TASK STATEMENT -
Each line that holds the word "name" counts once; give the total number of such lines and nothing else.

DATA TO PROCESS -
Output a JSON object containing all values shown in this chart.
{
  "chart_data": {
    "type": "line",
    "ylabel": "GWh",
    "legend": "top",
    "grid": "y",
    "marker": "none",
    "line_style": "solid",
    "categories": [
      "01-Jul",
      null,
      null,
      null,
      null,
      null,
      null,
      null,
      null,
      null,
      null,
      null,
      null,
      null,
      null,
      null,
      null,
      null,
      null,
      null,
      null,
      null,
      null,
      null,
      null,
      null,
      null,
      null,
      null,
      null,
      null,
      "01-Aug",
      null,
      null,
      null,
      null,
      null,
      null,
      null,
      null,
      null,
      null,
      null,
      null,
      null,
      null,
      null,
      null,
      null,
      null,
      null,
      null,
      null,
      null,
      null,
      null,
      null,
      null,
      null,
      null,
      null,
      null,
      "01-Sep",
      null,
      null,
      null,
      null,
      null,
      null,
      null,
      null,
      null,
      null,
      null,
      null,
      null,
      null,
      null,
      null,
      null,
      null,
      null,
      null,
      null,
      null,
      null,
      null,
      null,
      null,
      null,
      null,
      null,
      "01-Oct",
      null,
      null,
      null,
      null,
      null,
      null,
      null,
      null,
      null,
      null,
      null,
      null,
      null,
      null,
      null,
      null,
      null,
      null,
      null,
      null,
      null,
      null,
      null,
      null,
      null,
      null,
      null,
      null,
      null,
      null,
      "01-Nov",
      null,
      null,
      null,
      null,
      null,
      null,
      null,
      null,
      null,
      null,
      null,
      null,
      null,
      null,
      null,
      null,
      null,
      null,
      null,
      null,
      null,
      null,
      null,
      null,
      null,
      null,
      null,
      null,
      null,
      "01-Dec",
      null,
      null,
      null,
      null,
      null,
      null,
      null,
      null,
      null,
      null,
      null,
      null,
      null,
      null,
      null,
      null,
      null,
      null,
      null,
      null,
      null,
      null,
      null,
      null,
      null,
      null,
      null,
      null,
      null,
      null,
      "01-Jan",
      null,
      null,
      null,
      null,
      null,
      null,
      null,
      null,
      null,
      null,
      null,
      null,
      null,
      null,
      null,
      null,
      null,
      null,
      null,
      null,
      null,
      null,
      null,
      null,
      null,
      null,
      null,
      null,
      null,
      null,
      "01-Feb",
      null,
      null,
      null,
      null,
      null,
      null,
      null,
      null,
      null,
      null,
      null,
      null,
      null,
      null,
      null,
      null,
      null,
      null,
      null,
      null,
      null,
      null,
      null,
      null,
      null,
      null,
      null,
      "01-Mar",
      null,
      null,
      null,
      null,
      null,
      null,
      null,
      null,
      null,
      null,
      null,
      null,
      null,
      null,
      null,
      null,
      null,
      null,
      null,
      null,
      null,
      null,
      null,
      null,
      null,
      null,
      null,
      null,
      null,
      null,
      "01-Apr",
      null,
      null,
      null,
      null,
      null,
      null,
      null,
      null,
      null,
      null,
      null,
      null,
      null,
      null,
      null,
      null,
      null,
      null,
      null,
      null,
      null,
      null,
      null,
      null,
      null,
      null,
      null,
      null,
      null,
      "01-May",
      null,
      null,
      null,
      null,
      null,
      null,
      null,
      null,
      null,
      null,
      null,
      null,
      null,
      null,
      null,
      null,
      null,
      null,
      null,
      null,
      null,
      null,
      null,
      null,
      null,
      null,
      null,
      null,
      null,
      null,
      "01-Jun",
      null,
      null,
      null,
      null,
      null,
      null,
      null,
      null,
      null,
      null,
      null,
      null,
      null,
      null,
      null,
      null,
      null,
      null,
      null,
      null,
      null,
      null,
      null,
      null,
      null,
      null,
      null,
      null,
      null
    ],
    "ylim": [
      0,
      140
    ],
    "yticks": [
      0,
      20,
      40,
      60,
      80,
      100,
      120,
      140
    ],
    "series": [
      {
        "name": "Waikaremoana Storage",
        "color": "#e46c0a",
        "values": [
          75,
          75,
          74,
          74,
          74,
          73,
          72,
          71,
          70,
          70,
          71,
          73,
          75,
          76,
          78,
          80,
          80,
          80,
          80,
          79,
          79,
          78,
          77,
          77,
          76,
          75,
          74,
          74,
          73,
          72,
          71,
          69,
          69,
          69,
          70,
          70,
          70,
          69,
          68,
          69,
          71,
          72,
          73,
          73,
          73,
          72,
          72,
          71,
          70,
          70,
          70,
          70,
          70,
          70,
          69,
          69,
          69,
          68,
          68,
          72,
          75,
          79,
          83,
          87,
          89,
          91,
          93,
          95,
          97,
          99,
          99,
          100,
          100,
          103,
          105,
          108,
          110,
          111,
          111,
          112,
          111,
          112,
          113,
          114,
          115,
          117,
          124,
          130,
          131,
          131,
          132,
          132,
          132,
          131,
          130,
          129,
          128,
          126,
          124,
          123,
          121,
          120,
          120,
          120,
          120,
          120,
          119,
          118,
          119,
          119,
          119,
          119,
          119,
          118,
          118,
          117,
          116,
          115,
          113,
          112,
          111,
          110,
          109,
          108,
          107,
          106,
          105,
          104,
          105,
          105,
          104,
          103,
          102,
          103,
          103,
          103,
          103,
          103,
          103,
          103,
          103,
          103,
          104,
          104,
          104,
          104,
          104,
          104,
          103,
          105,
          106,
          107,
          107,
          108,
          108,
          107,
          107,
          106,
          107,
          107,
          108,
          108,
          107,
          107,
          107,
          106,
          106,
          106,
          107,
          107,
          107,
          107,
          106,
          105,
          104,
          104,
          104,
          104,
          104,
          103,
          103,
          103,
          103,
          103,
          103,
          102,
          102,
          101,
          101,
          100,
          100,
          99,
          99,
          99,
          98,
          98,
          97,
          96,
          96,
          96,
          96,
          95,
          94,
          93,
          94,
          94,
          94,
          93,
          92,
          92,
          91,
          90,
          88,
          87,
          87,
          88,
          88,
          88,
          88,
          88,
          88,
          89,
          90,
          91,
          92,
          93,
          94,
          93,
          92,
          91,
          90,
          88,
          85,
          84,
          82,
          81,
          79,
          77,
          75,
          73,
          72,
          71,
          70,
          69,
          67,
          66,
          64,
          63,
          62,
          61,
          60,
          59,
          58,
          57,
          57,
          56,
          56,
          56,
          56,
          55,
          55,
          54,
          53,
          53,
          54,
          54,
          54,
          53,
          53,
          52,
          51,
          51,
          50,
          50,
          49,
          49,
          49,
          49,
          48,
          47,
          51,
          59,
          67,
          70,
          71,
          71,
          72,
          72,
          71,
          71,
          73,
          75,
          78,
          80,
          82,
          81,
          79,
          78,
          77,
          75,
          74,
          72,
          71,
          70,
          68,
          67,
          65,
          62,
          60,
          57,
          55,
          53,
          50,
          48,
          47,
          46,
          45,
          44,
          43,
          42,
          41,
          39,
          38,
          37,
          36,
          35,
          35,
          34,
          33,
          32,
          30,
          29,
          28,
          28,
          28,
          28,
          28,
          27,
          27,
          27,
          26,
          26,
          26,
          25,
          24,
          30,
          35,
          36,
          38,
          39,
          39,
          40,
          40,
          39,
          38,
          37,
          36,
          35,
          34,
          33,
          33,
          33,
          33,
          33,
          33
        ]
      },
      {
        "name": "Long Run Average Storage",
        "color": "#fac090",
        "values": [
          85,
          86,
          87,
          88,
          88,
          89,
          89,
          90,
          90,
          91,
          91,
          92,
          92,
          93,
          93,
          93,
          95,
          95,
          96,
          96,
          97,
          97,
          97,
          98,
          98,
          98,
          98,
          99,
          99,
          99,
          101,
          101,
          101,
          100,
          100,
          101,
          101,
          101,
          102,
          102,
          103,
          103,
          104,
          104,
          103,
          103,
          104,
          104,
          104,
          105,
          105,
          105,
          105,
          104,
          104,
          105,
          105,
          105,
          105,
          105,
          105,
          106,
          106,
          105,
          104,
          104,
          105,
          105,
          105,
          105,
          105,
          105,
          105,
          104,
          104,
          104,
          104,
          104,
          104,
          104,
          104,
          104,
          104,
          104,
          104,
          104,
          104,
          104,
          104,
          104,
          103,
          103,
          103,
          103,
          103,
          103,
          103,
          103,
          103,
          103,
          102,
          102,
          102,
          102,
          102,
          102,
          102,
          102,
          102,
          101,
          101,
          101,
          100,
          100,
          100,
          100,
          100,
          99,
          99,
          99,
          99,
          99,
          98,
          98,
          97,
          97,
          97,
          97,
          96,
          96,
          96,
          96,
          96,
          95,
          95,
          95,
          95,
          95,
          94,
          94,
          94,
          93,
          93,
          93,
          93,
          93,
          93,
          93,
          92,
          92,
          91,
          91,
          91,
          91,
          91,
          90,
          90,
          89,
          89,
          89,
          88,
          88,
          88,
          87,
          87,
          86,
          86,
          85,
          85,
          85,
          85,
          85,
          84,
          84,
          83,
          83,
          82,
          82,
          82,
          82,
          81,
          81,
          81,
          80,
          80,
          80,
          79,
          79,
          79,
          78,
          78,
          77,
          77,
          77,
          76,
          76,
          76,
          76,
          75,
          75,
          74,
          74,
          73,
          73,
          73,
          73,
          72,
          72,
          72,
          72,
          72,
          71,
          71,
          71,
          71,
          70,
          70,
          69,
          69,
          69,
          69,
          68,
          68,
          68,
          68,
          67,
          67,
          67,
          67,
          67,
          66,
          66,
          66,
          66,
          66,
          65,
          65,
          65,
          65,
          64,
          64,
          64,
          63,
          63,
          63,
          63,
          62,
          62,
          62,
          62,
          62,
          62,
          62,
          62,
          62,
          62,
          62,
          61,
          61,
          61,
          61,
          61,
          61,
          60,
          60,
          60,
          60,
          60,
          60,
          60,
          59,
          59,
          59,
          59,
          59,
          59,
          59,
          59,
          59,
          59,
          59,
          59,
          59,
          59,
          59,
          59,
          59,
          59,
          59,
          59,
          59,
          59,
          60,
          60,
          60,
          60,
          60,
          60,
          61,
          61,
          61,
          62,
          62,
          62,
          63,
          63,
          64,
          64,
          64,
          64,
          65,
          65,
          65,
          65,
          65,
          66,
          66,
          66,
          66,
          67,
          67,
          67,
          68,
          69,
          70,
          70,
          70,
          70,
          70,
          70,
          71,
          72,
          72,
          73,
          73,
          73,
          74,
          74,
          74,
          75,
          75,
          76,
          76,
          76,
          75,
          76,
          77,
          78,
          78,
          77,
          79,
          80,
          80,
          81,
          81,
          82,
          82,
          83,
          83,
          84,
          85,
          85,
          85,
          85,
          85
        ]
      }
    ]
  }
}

SOLUTION -
2